**Goal**:
Take the entries below and reproduce them word for word.

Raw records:
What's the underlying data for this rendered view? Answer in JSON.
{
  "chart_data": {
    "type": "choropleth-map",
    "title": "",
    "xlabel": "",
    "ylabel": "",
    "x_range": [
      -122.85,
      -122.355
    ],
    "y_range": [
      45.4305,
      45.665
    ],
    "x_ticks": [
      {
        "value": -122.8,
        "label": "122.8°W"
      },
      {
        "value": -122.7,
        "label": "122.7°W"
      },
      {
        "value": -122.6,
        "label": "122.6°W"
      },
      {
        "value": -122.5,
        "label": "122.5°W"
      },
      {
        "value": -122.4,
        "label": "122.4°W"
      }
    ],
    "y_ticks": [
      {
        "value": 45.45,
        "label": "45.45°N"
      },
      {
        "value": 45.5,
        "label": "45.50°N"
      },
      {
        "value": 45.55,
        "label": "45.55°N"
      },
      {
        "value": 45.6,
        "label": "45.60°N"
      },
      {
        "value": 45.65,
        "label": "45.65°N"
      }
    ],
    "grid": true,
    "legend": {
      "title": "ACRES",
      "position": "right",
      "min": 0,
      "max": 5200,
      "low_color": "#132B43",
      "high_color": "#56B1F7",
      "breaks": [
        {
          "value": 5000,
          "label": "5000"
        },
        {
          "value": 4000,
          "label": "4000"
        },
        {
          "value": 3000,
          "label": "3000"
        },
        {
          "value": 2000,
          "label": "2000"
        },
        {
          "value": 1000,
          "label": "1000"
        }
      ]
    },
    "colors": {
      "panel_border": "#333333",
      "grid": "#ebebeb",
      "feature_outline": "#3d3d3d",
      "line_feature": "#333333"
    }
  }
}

**Exercise answer**:
What's the underlying data for this rendered view? Answer in JSON.
{
  "chart_data": {
    "type": "choropleth-map",
    "title": "",
    "xlabel": "",
    "ylabel": "",
    "x_range": [
      -122.85,
      -122.355
    ],
    "y_range": [
      45.4305,
      45.665
    ],
    "x_ticks": [
      {
        "value": -122.8,
        "label": "122.8°W"
      },
      {
        "value": -122.7,
        "label": "122.7°W"
      },
      {
        "value": -122.6,
        "label": "122.6°W"
      },
      {
        "value": -122.5,
        "label": "122.5°W"
      },
      {
        "value": -122.4,
        "label": "122.4°W"
      }
    ],
    "y_ticks": [
      {
        "value": 45.45,
        "label": "45.45°N"
      },
      {
        "value": 45.5,
        "label": "45.50°N"
      },
      {
        "value": 45.55,
        "label": "45.55°N"
      },
      {
        "value": 45.6,
        "label": "45.60°N"
      },
      {
        "value": 45.65,
        "label": "45.65°N"
      }
    ],
    "grid": true,
    "legend": {
      "title": "ACRES",
      "position": "right",
      "min": 0,
      "max": 5200,
      "low_color": "#132B43",
      "high_color": "#56B1F7",
      "breaks": [
        {
          "value": 5000,
          "label": "5000"
        },
        {
          "value": 4000,
          "label": "4000"
        },
        {
          "value": 3000,
          "label": "3000"
        },
        {
          "value": 2000,
          "label": "2000"
        },
        {
          "value": 1000,
          "label": "1000"
        }
      ]
    },
    "colors": {
      "panel_border": "#333333",
      "grid": "#ebebeb",
      "feature_outline": "#3d3d3d",
      "line_feature": "#333333"
    }
  }
}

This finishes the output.